=== DATA ===

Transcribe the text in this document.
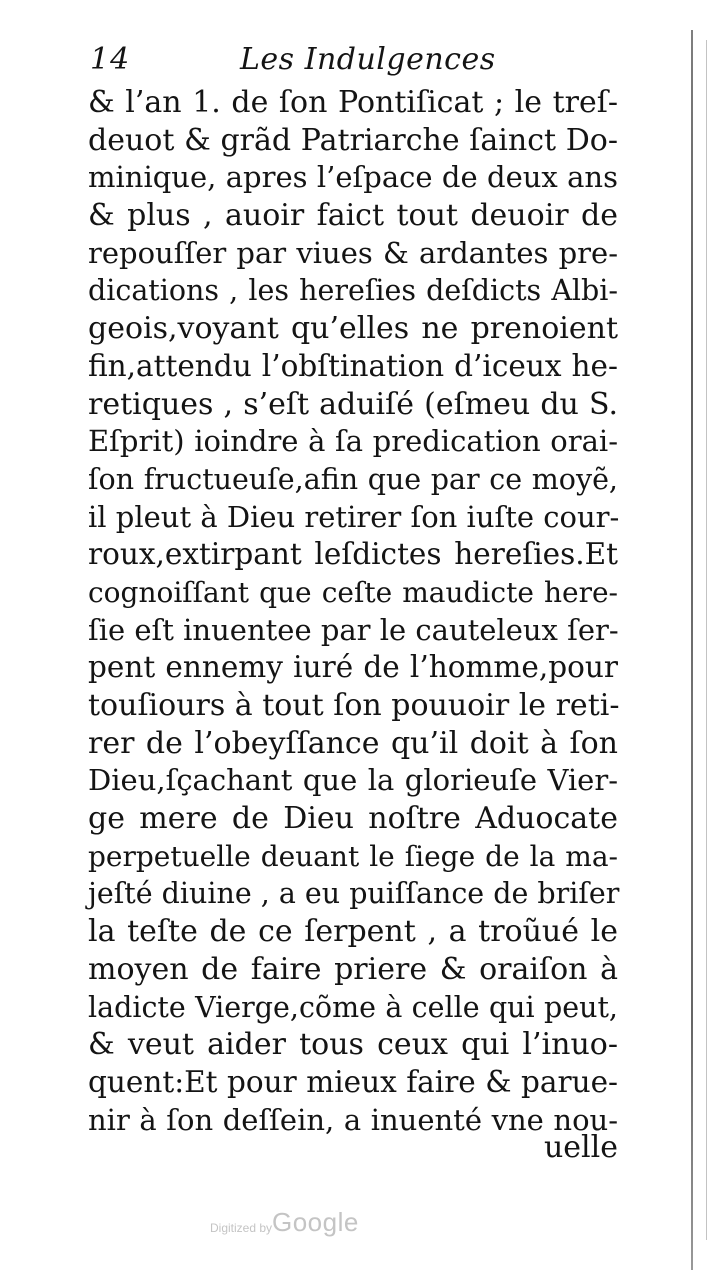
14	Les Indulgences
& l’an 1. de ſon Pontiſicat ; le treſ-
deuot & grãd Patriarche ſainct Do-
minique, apres l’eſpace de deux ans
& plus , auoir faict tout deuoir de
repouſſer par viues & ardantes pre-
dications , les hereſies deſdicts Albi-
geois,voyant qu’elles ne prenoient
fin,attendu l’obſtination d’iceux he-
retiques , s’eſt aduiſé (eſmeu du S.
Eſprit) ioindre à ſa predication orai-
ſon fructueuſe,afin que par ce moyẽ,
il pleut à Dieu retirer ſon iuſte cour-
roux,extirpant leſdictes hereſies.Et
cognoiſſant que ceſte maudicte here-
ſie eſt inuentee par le cauteleux ſer-
pent ennemy iuré de l’homme,pour
touſiours à tout ſon pouuoir le reti-
rer de l’obeyſſance qu’il doit à ſon
Dieu,ſçachant que la glorieuſe Vier-
ge mere de Dieu noſtre Aduocate
perpetuelle deuant le ſiege de la ma-
jeſté diuine , a eu puiſſance de briſer
la teſte de ce ſerpent , a troũué le
moyen de faire priere & oraiſon à
ladicte Vierge,cõme à celle qui peut,
& veut aider tous ceux qui l’inuo-
quent:Et pour mieux faire & parue-
nir à ſon deſſein, a inuenté vne nou-
uelle
Digitized by Google
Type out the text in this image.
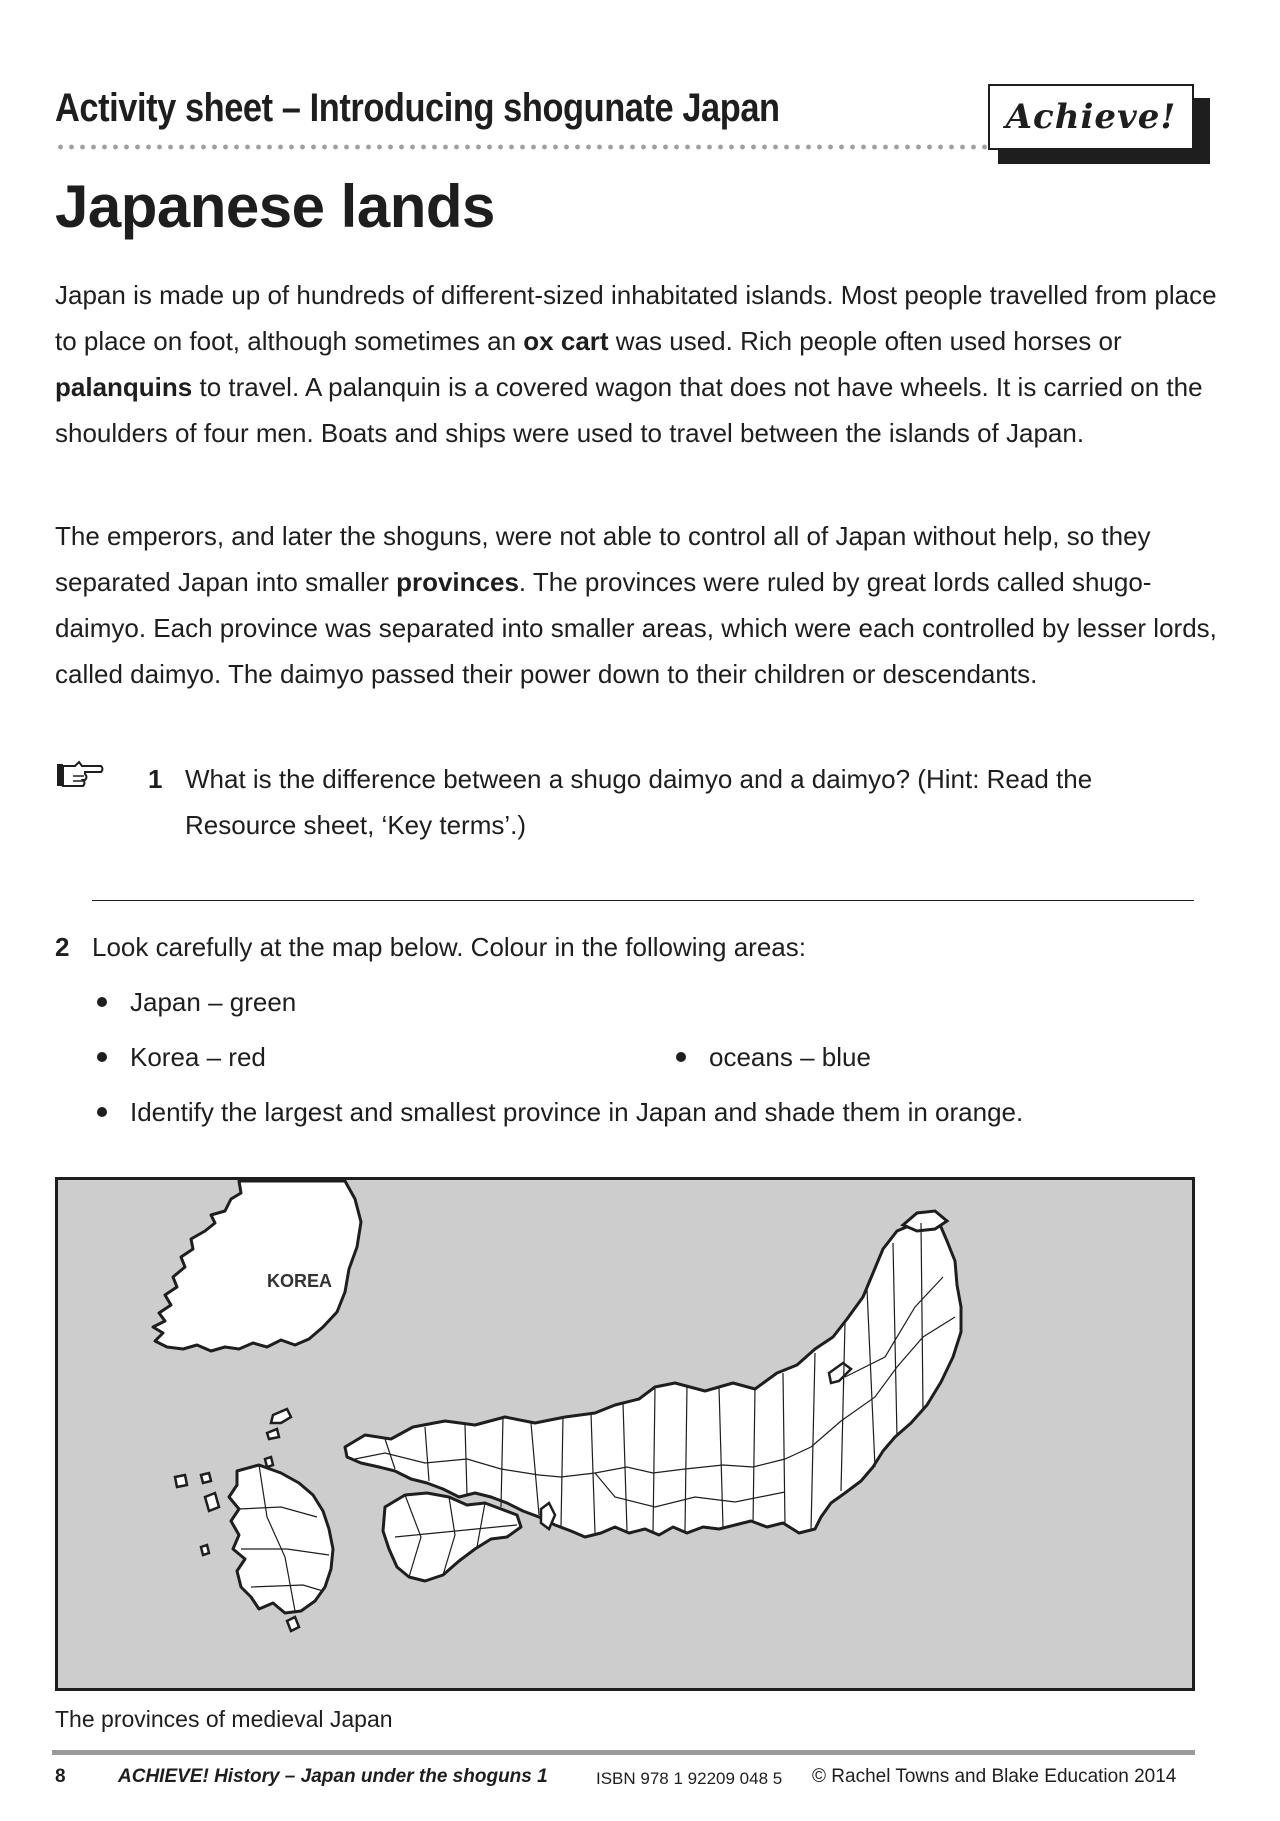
Activity sheet – Introducing shogunate Japan	Achieve!
Japanese lands

Japan is made up of hundreds of different-sized inhabitated islands. Most people travelled from place to place on foot, although sometimes an ox cart was used. Rich people often used horses or palanquins to travel. A palanquin is a covered wagon that does not have wheels. It is carried on the shoulders of four men. Boats and ships were used to travel between the islands of Japan.

The emperors, and later the shoguns, were not able to control all of Japan without help, so they separated Japan into smaller provinces. The provinces were ruled by great lords called shugo-daimyo. Each province was separated into smaller areas, which were each controlled by lesser lords, called daimyo. The daimyo passed their power down to their children or descendants.

1 What is the difference between a shugo daimyo and a daimyo? (Hint: Read the Resource sheet, ‘Key terms’.)

2 Look carefully at the map below. Colour in the following areas:
Japan – green
Korea – red	oceans – blue
Identify the largest and smallest province in Japan and shade them in orange.
KOREA
The provinces of medieval Japan
8	ACHIEVE! History – Japan under the shoguns 1	ISBN 978 1 92209 048 5 © Rachel Towns and Blake Education 2014
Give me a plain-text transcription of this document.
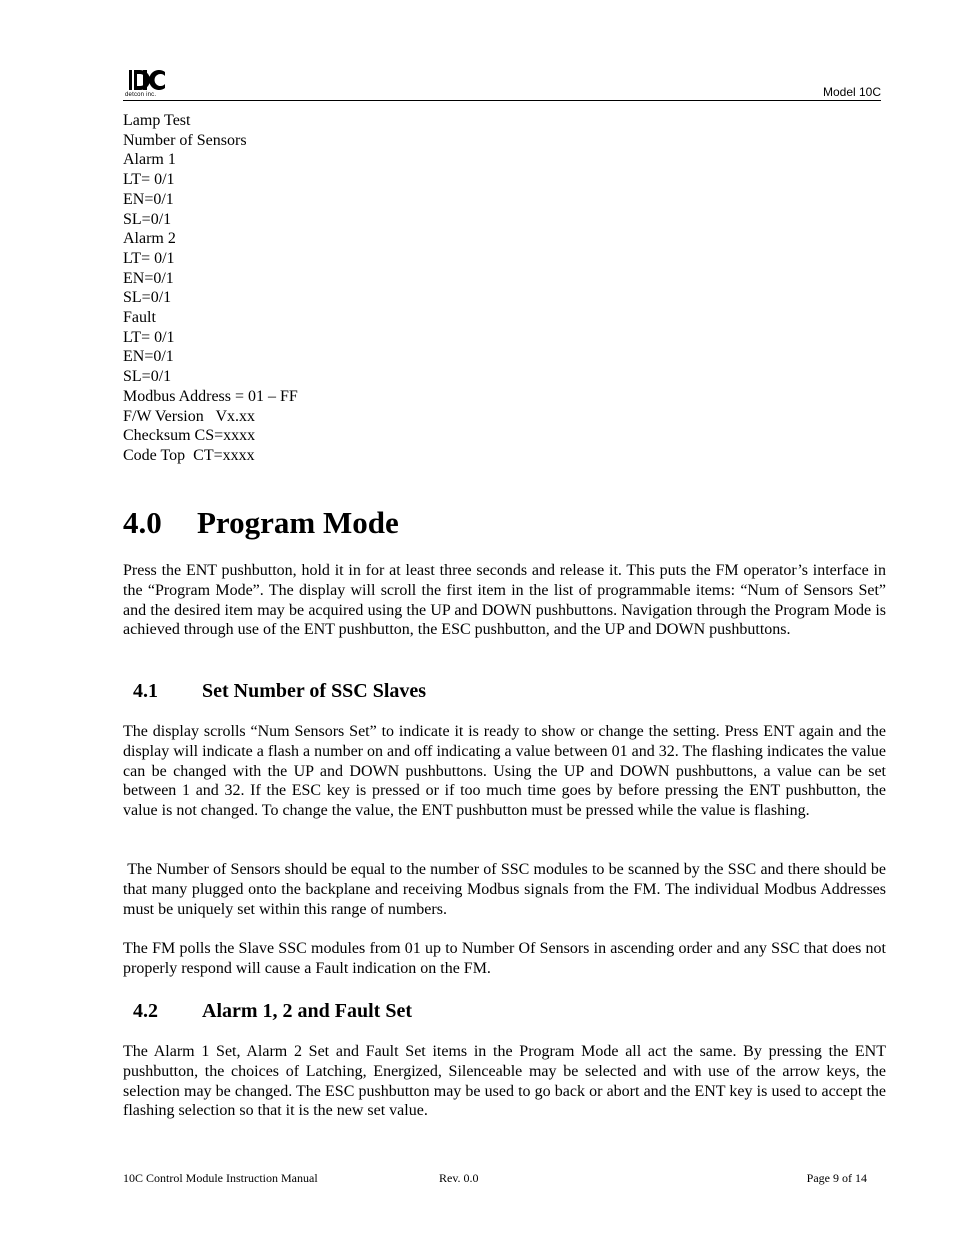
detcon inc.	Model 10C
Lamp Test
Number of Sensors
Alarm 1
LT= 0/1
EN=0/1
SL=0/1
Alarm 2
LT= 0/1
EN=0/1
SL=0/1
Fault
LT= 0/1
EN=0/1
SL=0/1
Modbus Address = 01 – FF
F/W Version   Vx.xx
Checksum CS=xxxx
Code Top  CT=xxxx
4.0 Program Mode

Press the ENT pushbutton, hold it in for at least three seconds and release it. This puts the FM operator’s interface in the “Program Mode”. The display will scroll the first item in the list of programmable items: “Num of Sensors Set” and the desired item may be acquired using the UP and DOWN pushbuttons. Navigation through the Program Mode is achieved through use of the ENT pushbutton, the ESC pushbutton, and the UP and DOWN pushbuttons.

4.1 Set Number of SSC Slaves

The display scrolls “Num Sensors Set” to indicate it is ready to show or change the setting. Press ENT again and the display will indicate a flash a number on and off indicating a value between 01 and 32. The flashing indicates the value can be changed with the UP and DOWN pushbuttons. Using the UP and DOWN pushbuttons, a value can be set between 1 and 32. If the ESC key is pressed or if too much time goes by before pressing the ENT pushbutton, the value is not changed. To change the value, the ENT pushbutton must be pressed while the value is flashing.

The Number of Sensors should be equal to the number of SSC modules to be scanned by the SSC and there should be that many plugged onto the backplane and receiving Modbus signals from the FM. The individual Modbus Addresses must be uniquely set within this range of numbers.

The FM polls the Slave SSC modules from 01 up to Number Of Sensors in ascending order and any SSC that does not properly respond will cause a Fault indication on the FM.

4.2 Alarm 1, 2 and Fault Set

The Alarm 1 Set, Alarm 2 Set and Fault Set items in the Program Mode all act the same. By pressing the ENT pushbutton, the choices of Latching, Energized, Silenceable may be selected and with use of the arrow keys, the selection may be changed. The ESC pushbutton may be used to go back or abort and the ENT key is used to accept the flashing selection so that it is the new set value.

10C Control Module Instruction Manual	Rev. 0.0	Page 9 of 14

=== WRITTEN REQUEST ===
Which lines contain "will"? Copy each of them out.

=== FULL SOLUTION ===
Press the ENT pushbutton, hold it in for at least three seconds and release it. This puts the FM operator’s interface in the “Program Mode”. The display will scroll the first item in the list of programmable items: “Num of Sensors Set” and the desired item may be acquired using the UP and DOWN pushbuttons. Navigation through the Program Mode is achieved through use of the ENT pushbutton, the ESC pushbutton, and the UP and DOWN pushbuttons.
The display scrolls “Num Sensors Set” to indicate it is ready to show or change the setting. Press ENT again and the display will indicate a flash a number on and off indicating a value between 01 and 32. The flashing indicates the value can be changed with the UP and DOWN pushbuttons. Using the UP and DOWN pushbuttons, a value can be set between 1 and 32. If the ESC key is pressed or if too much time goes by before pressing the ENT pushbutton, the value is not changed. To change the value, the ENT pushbutton must be pressed while the value is flashing.
The FM polls the Slave SSC modules from 01 up to Number Of Sensors in ascending order and any SSC that does not properly respond will cause a Fault indication on the FM.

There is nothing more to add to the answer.